WRITTEN PROBLEM –
Here are some entries; quote each one exactly.

***** INPUT ROWS *****

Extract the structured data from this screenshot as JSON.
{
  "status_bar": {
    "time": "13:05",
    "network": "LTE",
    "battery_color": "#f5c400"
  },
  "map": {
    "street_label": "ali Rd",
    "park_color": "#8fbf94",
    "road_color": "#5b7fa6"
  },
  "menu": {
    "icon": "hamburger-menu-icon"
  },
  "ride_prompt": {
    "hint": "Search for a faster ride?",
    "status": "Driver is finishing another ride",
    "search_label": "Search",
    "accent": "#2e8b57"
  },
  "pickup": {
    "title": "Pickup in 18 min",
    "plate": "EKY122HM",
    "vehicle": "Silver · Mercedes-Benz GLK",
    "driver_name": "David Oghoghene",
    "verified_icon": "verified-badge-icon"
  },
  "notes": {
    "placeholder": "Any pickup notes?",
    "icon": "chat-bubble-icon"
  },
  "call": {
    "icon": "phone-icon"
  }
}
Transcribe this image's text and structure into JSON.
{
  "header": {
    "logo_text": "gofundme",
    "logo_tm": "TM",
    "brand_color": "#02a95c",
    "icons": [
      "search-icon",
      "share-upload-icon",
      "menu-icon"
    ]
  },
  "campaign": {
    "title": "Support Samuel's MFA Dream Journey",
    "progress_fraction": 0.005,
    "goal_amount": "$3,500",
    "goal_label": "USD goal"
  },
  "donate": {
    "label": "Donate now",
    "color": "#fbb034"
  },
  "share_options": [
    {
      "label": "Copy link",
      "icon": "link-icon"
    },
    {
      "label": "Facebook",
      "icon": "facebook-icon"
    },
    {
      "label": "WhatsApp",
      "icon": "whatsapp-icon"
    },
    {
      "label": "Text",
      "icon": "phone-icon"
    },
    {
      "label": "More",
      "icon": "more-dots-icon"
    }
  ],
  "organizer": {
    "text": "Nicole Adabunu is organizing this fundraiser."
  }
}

*****

FULL ANSWER –
Extract the structured data from this screenshot as JSON.
{
  "status_bar": {
    "time": "13:05",
    "network": "LTE",
    "battery_color": "#f5c400"
  },
  "map": {
    "street_label": "ali Rd",
    "park_color": "#8fbf94",
    "road_color": "#5b7fa6"
  },
  "menu": {
    "icon": "hamburger-menu-icon"
  },
  "ride_prompt": {
    "hint": "Search for a faster ride?",
    "status": "Driver is finishing another ride",
    "search_label": "Search",
    "accent": "#2e8b57"
  },
  "pickup": {
    "title": "Pickup in 18 min",
    "plate": "EKY122HM",
    "vehicle": "Silver · Mercedes-Benz GLK",
    "driver_name": "David Oghoghene",
    "verified_icon": "verified-badge-icon"
  },
  "notes": {
    "placeholder": "Any pickup notes?",
    "icon": "chat-bubble-icon"
  },
  "call": {
    "icon": "phone-icon"
  }
}
Transcribe this image's text and structure into JSON.
{
  "header": {
    "logo_text": "gofundme",
    "logo_tm": "TM",
    "brand_color": "#02a95c",
    "icons": [
      "search-icon",
      "share-upload-icon",
      "menu-icon"
    ]
  },
  "campaign": {
    "title": "Support Samuel's MFA Dream Journey",
    "progress_fraction": 0.005,
    "goal_amount": "$3,500",
    "goal_label": "USD goal"
  },
  "donate": {
    "label": "Donate now",
    "color": "#fbb034"
  },
  "share_options": [
    {
      "label": "Copy link",
      "icon": "link-icon"
    },
    {
      "label": "Facebook",
      "icon": "facebook-icon"
    },
    {
      "label": "WhatsApp",
      "icon": "whatsapp-icon"
    },
    {
      "label": "Text",
      "icon": "phone-icon"
    },
    {
      "label": "More",
      "icon": "more-dots-icon"
    }
  ],
  "organizer": {
    "text": "Nicole Adabunu is organizing this fundraiser."
  }
}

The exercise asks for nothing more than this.